___ Task data ___

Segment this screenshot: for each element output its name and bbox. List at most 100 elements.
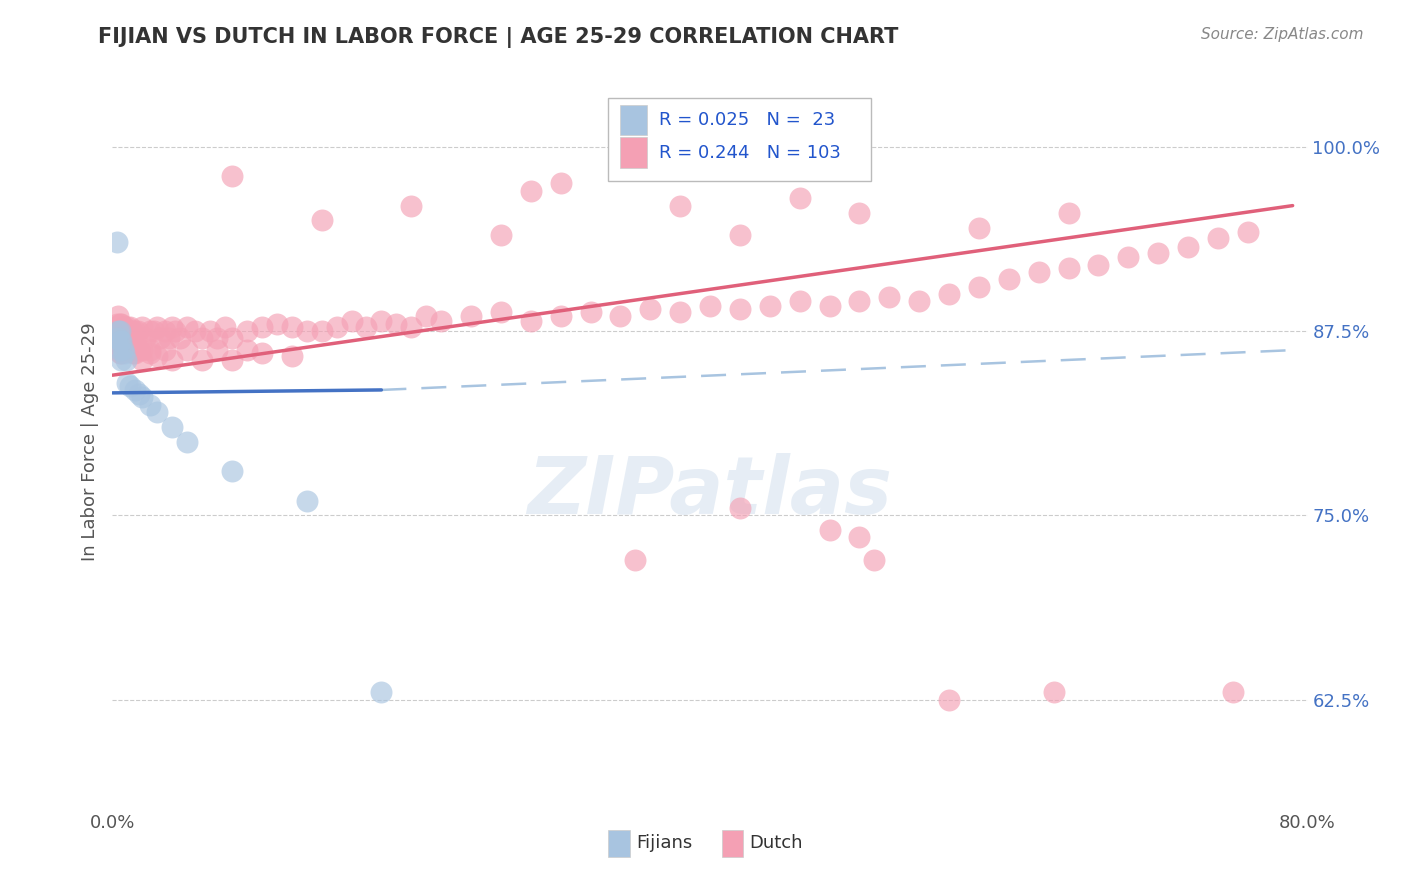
Point [699, 299, 721, 313]
Point [550, 177, 572, 191]
Point [105, 235, 128, 250]
Point [550, 309, 572, 323]
Point [115, 331, 138, 345]
Point [120, 343, 142, 358]
Point [1177, 240, 1199, 254]
Point [370, 313, 392, 327]
Point [205, 343, 228, 358]
Point [863, 552, 886, 566]
Point [111, 342, 134, 356]
Point [669, 199, 692, 213]
Point [176, 343, 198, 358]
Point [107, 331, 129, 345]
Point [139, 324, 162, 338]
Point [108, 331, 131, 345]
Point [107, 309, 129, 323]
Text: R = 0.025   N =  23: R = 0.025 N = 23 [658, 111, 835, 129]
Point [131, 390, 153, 404]
Point [1147, 245, 1170, 260]
Point [624, 552, 647, 566]
Point [221, 353, 243, 368]
Point [176, 434, 198, 449]
Point [165, 324, 187, 338]
Point [789, 294, 811, 309]
Point [998, 272, 1021, 286]
Point [1042, 685, 1064, 699]
Point [117, 376, 139, 390]
Point [114, 346, 135, 360]
Point [460, 309, 482, 323]
Point [385, 317, 408, 331]
Point [1118, 250, 1140, 264]
Point [105, 331, 128, 345]
Point [120, 319, 142, 334]
Point [1237, 225, 1260, 239]
Point [214, 319, 236, 334]
Point [520, 313, 543, 327]
Point [149, 331, 172, 345]
Point [295, 493, 318, 508]
Point [198, 324, 221, 338]
Point [325, 319, 347, 334]
Point [848, 206, 870, 220]
Point [121, 324, 143, 338]
Point [401, 199, 423, 213]
Point [107, 331, 129, 345]
Point [281, 319, 304, 334]
Point [153, 324, 176, 338]
Point [169, 331, 191, 345]
Point [191, 331, 214, 345]
Point [139, 398, 162, 412]
Point [108, 346, 131, 360]
Point [250, 346, 273, 360]
Point [221, 464, 243, 478]
Point [281, 349, 304, 363]
Point [139, 343, 162, 358]
Text: Dutch: Dutch [749, 834, 803, 852]
Point [356, 319, 378, 334]
Point [143, 324, 166, 338]
Point [110, 353, 132, 368]
Point [1057, 206, 1080, 220]
Point [110, 331, 132, 345]
Point [728, 301, 751, 316]
Point [609, 309, 631, 323]
Text: ZIPatlas: ZIPatlas [527, 453, 893, 531]
Point [489, 305, 512, 319]
Point [669, 305, 692, 319]
Point [146, 349, 169, 363]
Bar [620, 137, 647, 168]
Text: Fijians: Fijians [636, 834, 692, 852]
Point [236, 324, 259, 338]
Point [967, 279, 990, 293]
Point [108, 343, 131, 358]
Point [430, 313, 453, 327]
Point [311, 324, 333, 338]
Point [879, 290, 901, 304]
Point [114, 342, 135, 356]
Point [415, 309, 437, 323]
Point [759, 299, 782, 313]
Point [131, 353, 153, 368]
Point [1222, 685, 1244, 699]
Point [108, 334, 131, 349]
Point [205, 331, 228, 345]
Point [191, 353, 214, 368]
Point [146, 405, 169, 419]
FancyBboxPatch shape [609, 98, 872, 181]
Bar [609, 830, 630, 857]
Point [266, 317, 288, 331]
Point [117, 342, 139, 356]
Point [938, 692, 960, 706]
Point [818, 523, 841, 537]
Point [489, 228, 512, 243]
Point [250, 319, 273, 334]
Point [139, 346, 162, 360]
Point [157, 331, 180, 345]
Point [1087, 258, 1109, 272]
Point [370, 685, 392, 699]
Point [111, 343, 134, 358]
Point [107, 324, 129, 338]
Point [114, 319, 135, 334]
Bar [723, 830, 744, 857]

___

*Written task*. Rewrite all of the data above as a numbered list with one line per item, leaving out any blank lines. Omit the pictures from the list.

*Written solution*.
1. Segment this screenshot: for each element output its name and bbox. List at most 100 elements.
2. Point [699, 299, 721, 313]
3. Point [550, 177, 572, 191]
4. Point [105, 235, 128, 250]
5. Point [550, 309, 572, 323]
6. Point [115, 331, 138, 345]
7. Point [120, 343, 142, 358]
8. Point [1177, 240, 1199, 254]
9. Point [370, 313, 392, 327]
10. Point [205, 343, 228, 358]
11. Point [863, 552, 886, 566]
12. Point [111, 342, 134, 356]
13. Point [669, 199, 692, 213]
14. Point [176, 343, 198, 358]
15. Point [107, 331, 129, 345]
16. Point [139, 324, 162, 338]
17. Point [108, 331, 131, 345]
18. Point [107, 309, 129, 323]
19. Text: R = 0.025   N =  23: R = 0.025 N = 23 [658, 111, 835, 129]
20. Point [131, 390, 153, 404]
21. Point [1147, 245, 1170, 260]
22. Point [624, 552, 647, 566]
23. Point [221, 353, 243, 368]
24. Point [176, 434, 198, 449]
25. Point [165, 324, 187, 338]
26. Point [789, 294, 811, 309]
27. Point [998, 272, 1021, 286]
28. Point [1042, 685, 1064, 699]
29. Point [117, 376, 139, 390]
30. Point [114, 346, 135, 360]
31. Point [460, 309, 482, 323]
32. Point [385, 317, 408, 331]
33. Point [1118, 250, 1140, 264]
34. Point [105, 331, 128, 345]
35. Point [120, 319, 142, 334]
36. Point [1237, 225, 1260, 239]
37. Point [214, 319, 236, 334]
38. Point [520, 313, 543, 327]
39. Point [149, 331, 172, 345]
40. Point [295, 493, 318, 508]
41. Point [198, 324, 221, 338]
42. Point [325, 319, 347, 334]
43. Point [848, 206, 870, 220]
44. Point [121, 324, 143, 338]
45. Point [401, 199, 423, 213]
46. Point [107, 331, 129, 345]
47. Point [281, 319, 304, 334]
48. Point [153, 324, 176, 338]
49. Point [169, 331, 191, 345]
50. Point [191, 331, 214, 345]
51. Point [139, 398, 162, 412]
52. Point [108, 346, 131, 360]
53. Point [250, 346, 273, 360]
54. Point [221, 464, 243, 478]
55. Point [281, 349, 304, 363]
56. Point [139, 343, 162, 358]
57. Text: Dutch: Dutch [749, 834, 803, 852]
58. Point [356, 319, 378, 334]
59. Point [143, 324, 166, 338]
60. Point [110, 353, 132, 368]
61. Point [1057, 206, 1080, 220]
62. Point [110, 331, 132, 345]
63. Point [728, 301, 751, 316]
64. Point [609, 309, 631, 323]
65. Text: ZIPatlas: ZIPatlas [527, 453, 893, 531]
66. Point [489, 305, 512, 319]
67. Point [669, 305, 692, 319]
68. Point [146, 349, 169, 363]
69. Bar [620, 137, 647, 168]
70. Text: Fijians: Fijians [636, 834, 692, 852]
71. Point [236, 324, 259, 338]
72. Point [967, 279, 990, 293]
73. Point [108, 343, 131, 358]
74. Point [430, 313, 453, 327]
75. Point [311, 324, 333, 338]
76. Point [879, 290, 901, 304]
77. Point [114, 342, 135, 356]
78. Point [415, 309, 437, 323]
79. Point [759, 299, 782, 313]
80. Point [131, 353, 153, 368]
81. Point [1222, 685, 1244, 699]
82. Point [108, 334, 131, 349]
83. Point [205, 331, 228, 345]
84. Point [191, 353, 214, 368]
85. Point [146, 405, 169, 419]
86. FancyBboxPatch shape [609, 98, 872, 181]
87. Bar [609, 830, 630, 857]
88. Point [266, 317, 288, 331]
89. Point [117, 342, 139, 356]
90. Point [938, 692, 960, 706]
91. Point [818, 523, 841, 537]
92. Point [489, 228, 512, 243]
93. Point [250, 319, 273, 334]
94. Point [139, 346, 162, 360]
95. Point [157, 331, 180, 345]
96. Point [1087, 258, 1109, 272]
97. Point [370, 685, 392, 699]
98. Point [111, 343, 134, 358]
99. Point [107, 324, 129, 338]
100. Point [114, 319, 135, 334]
101. Bar [723, 830, 744, 857]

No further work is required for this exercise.